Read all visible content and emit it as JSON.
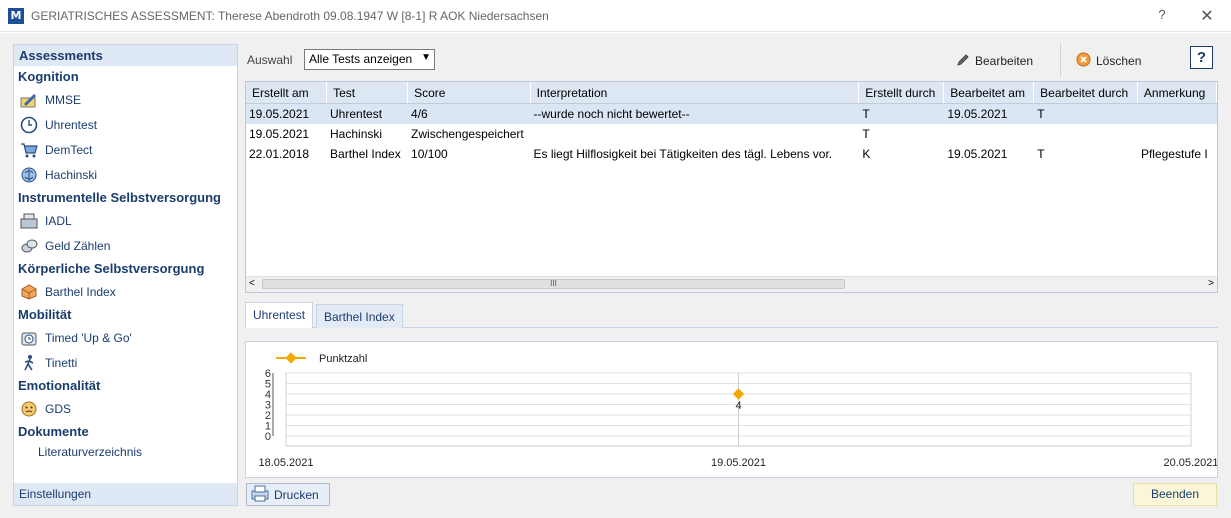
{
  "window": {
    "logo": "M",
    "title": "GERIATRISCHES ASSESSMENT: Therese Abendroth 09.08.1947 W [8-1]  R  AOK Niedersachsen",
    "help": "?",
    "close": "✕"
  },
  "sidebar": {
    "header": "Assessments",
    "groups": [
      {
        "label": "Kognition",
        "items": [
          {
            "label": "MMSE",
            "icon": "pencil-paper-icon"
          },
          {
            "label": "Uhrentest",
            "icon": "clock-icon"
          },
          {
            "label": "DemTect",
            "icon": "cart-icon"
          },
          {
            "label": "Hachinski",
            "icon": "brain-icon"
          }
        ]
      },
      {
        "label": "Instrumentelle Selbstversorgung",
        "items": [
          {
            "label": "IADL",
            "icon": "cash-register-icon"
          },
          {
            "label": "Geld Zählen",
            "icon": "coins-icon"
          }
        ]
      },
      {
        "label": "Körperliche Selbstversorgung",
        "items": [
          {
            "label": "Barthel Index",
            "icon": "box-icon"
          }
        ]
      },
      {
        "label": "Mobilität",
        "items": [
          {
            "label": "Timed 'Up & Go'",
            "icon": "stopwatch-walk-icon"
          },
          {
            "label": "Tinetti",
            "icon": "walking-person-icon"
          }
        ]
      },
      {
        "label": "Emotionalität",
        "items": [
          {
            "label": "GDS",
            "icon": "face-icon"
          }
        ]
      },
      {
        "label": "Dokumente",
        "items": [
          {
            "label": "Literaturverzeichnis",
            "icon": ""
          }
        ]
      }
    ],
    "footer": "Einstellungen"
  },
  "toolbar": {
    "filter_label": "Auswahl",
    "filter_value": "Alle Tests anzeigen",
    "edit_label": "Bearbeiten",
    "delete_label": "Löschen",
    "help_label": "?"
  },
  "grid": {
    "columns": [
      "Erstellt am",
      "Test",
      "Score",
      "Interpretation",
      "Erstellt durch",
      "Bearbeitet am",
      "Bearbeitet durch",
      "Anmerkung"
    ],
    "rows": [
      [
        "19.05.2021",
        "Uhrentest",
        "4/6",
        "--wurde noch nicht bewertet--",
        "T",
        "19.05.2021",
        "T",
        ""
      ],
      [
        "19.05.2021",
        "Hachinski",
        "Zwischengespeichert",
        "",
        "T",
        "",
        "",
        ""
      ],
      [
        "22.01.2018",
        "Barthel Index",
        "10/100",
        "Es liegt Hilflosigkeit bei Tätigkeiten des tägl. Lebens vor.",
        "K",
        "19.05.2021",
        "T",
        "Pflegestufe I"
      ]
    ],
    "selected_row": 0,
    "scroll_left": "<",
    "scroll_right": ">",
    "scroll_grip": "III"
  },
  "tabs": [
    {
      "label": "Uhrentest",
      "active": true
    },
    {
      "label": "Barthel Index",
      "active": false
    }
  ],
  "chart_data": {
    "type": "line",
    "series": [
      {
        "name": "Punktzahl",
        "x": [
          "19.05.2021"
        ],
        "values": [
          4
        ],
        "labels": [
          "4"
        ],
        "color": "#f5a800"
      }
    ],
    "x_ticks": [
      "18.05.2021",
      "19.05.2021",
      "20.05.2021"
    ],
    "y_ticks": [
      0,
      1,
      2,
      3,
      4,
      5,
      6
    ],
    "ylim": [
      0,
      6
    ],
    "grid": true,
    "legend": "top-left"
  },
  "footer": {
    "print_label": "Drucken",
    "end_label": "Beenden"
  }
}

######

TASK OBJECTIVE —
Look for the word "Uhrentest" and return every line where it occurs.

SOLUTION TO THIS TASK —
            "label": "Uhrentest",
        "Uhrentest",
      "label": "Uhrentest",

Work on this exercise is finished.